--- Data in this exercise ---
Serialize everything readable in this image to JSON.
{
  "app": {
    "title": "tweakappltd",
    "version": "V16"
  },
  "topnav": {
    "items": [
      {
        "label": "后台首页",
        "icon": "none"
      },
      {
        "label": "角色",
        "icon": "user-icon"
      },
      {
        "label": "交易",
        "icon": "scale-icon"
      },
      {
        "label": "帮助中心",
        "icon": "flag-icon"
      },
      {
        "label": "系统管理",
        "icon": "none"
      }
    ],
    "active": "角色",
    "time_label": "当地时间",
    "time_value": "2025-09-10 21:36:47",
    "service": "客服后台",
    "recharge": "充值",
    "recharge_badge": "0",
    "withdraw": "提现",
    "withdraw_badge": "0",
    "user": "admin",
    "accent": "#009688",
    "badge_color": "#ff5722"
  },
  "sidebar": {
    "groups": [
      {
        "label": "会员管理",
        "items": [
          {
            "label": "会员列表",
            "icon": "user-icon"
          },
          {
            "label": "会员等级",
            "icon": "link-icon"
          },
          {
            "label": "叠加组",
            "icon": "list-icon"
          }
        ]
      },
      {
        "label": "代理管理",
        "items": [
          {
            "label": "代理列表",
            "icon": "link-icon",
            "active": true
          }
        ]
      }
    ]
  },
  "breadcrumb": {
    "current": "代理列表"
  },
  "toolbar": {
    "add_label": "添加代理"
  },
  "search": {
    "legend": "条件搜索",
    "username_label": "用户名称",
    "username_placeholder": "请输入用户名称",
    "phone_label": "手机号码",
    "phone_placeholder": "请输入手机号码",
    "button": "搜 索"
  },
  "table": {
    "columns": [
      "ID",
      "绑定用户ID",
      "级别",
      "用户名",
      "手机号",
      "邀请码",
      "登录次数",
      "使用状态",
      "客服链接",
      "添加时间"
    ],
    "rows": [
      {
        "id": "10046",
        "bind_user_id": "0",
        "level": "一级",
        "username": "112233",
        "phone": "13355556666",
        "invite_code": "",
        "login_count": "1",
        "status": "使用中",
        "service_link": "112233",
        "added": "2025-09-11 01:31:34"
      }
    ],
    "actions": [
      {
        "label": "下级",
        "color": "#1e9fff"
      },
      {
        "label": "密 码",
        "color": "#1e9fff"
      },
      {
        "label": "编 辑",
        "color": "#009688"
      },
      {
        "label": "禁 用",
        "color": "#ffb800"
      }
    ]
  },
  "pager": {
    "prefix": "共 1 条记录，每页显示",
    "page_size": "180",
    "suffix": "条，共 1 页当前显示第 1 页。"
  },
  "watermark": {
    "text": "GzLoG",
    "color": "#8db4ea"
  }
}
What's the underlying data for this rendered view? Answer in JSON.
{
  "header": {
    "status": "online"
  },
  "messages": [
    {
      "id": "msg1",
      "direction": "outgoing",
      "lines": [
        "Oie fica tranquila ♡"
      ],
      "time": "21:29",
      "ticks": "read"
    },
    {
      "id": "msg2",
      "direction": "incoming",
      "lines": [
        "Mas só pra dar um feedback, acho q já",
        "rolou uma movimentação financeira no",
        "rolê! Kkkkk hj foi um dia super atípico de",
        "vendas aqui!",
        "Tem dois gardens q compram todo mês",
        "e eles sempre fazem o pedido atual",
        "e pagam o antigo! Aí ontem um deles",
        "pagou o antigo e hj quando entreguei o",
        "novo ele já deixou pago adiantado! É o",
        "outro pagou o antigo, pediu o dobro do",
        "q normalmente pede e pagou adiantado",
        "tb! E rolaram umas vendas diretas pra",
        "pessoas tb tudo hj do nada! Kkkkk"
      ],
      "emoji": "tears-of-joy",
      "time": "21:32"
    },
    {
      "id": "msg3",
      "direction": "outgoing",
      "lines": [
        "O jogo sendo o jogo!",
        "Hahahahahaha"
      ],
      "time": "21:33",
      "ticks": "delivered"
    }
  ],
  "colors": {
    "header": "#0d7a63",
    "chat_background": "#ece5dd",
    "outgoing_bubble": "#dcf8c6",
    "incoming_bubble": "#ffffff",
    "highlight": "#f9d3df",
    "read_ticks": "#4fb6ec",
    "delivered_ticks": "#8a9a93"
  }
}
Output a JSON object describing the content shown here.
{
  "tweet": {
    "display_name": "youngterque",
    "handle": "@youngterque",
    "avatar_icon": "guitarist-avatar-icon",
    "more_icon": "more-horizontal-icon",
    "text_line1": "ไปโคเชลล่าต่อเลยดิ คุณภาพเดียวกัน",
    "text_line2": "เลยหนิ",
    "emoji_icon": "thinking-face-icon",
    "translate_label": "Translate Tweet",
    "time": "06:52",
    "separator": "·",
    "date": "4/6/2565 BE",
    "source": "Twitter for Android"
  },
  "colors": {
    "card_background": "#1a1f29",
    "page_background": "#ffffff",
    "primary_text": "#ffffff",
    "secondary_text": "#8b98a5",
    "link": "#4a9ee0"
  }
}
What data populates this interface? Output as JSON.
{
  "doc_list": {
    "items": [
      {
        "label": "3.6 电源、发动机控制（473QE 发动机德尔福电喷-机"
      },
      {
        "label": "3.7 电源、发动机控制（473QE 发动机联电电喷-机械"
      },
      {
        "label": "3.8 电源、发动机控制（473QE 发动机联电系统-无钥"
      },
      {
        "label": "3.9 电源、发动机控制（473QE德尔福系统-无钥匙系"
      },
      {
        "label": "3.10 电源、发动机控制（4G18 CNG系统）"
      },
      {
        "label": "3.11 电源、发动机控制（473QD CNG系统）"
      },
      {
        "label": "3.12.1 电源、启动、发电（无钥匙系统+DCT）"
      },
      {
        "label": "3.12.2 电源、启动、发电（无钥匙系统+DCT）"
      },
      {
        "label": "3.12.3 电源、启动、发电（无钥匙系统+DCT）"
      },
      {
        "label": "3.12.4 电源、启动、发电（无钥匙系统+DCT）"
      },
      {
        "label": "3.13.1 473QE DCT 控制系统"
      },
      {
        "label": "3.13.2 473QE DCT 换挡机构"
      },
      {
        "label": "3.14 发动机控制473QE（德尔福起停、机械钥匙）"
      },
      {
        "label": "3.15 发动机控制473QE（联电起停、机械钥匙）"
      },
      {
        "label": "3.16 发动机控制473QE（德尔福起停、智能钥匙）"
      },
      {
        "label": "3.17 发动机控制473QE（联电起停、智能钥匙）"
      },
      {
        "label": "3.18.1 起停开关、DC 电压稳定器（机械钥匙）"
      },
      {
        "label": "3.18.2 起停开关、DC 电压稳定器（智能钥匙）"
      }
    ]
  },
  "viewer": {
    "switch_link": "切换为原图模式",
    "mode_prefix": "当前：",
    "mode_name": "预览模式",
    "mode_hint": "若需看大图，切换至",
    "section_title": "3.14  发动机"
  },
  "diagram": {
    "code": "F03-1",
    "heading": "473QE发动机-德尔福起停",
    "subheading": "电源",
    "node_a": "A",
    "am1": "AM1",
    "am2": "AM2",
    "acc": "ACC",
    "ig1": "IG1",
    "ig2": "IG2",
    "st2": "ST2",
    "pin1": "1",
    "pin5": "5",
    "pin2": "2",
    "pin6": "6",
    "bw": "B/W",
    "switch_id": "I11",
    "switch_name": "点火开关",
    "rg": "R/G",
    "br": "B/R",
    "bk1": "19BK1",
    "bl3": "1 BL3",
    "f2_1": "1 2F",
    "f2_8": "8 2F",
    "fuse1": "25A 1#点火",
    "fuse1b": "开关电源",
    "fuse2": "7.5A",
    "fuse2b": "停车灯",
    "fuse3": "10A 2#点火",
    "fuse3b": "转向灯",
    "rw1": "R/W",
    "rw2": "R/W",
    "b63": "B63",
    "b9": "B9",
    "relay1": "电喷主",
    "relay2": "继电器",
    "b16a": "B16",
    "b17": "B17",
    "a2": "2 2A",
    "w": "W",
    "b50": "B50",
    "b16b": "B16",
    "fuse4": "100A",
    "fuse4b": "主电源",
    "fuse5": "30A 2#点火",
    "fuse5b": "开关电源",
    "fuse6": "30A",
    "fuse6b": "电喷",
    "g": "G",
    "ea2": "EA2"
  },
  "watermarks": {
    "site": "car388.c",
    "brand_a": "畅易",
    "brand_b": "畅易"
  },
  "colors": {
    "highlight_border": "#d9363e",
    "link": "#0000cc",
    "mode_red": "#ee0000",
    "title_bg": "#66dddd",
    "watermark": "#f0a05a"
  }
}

--- Written problem ---
Find each line that has the word "智能钥匙", then copy it out.

--- Task answer ---
        "label": "3.16 发动机控制473QE（德尔福起停、智能钥匙）"
        "label": "3.17 发动机控制473QE（联电起停、智能钥匙）"
        "label": "3.18.2 起停开关、DC 电压稳定器（智能钥匙）"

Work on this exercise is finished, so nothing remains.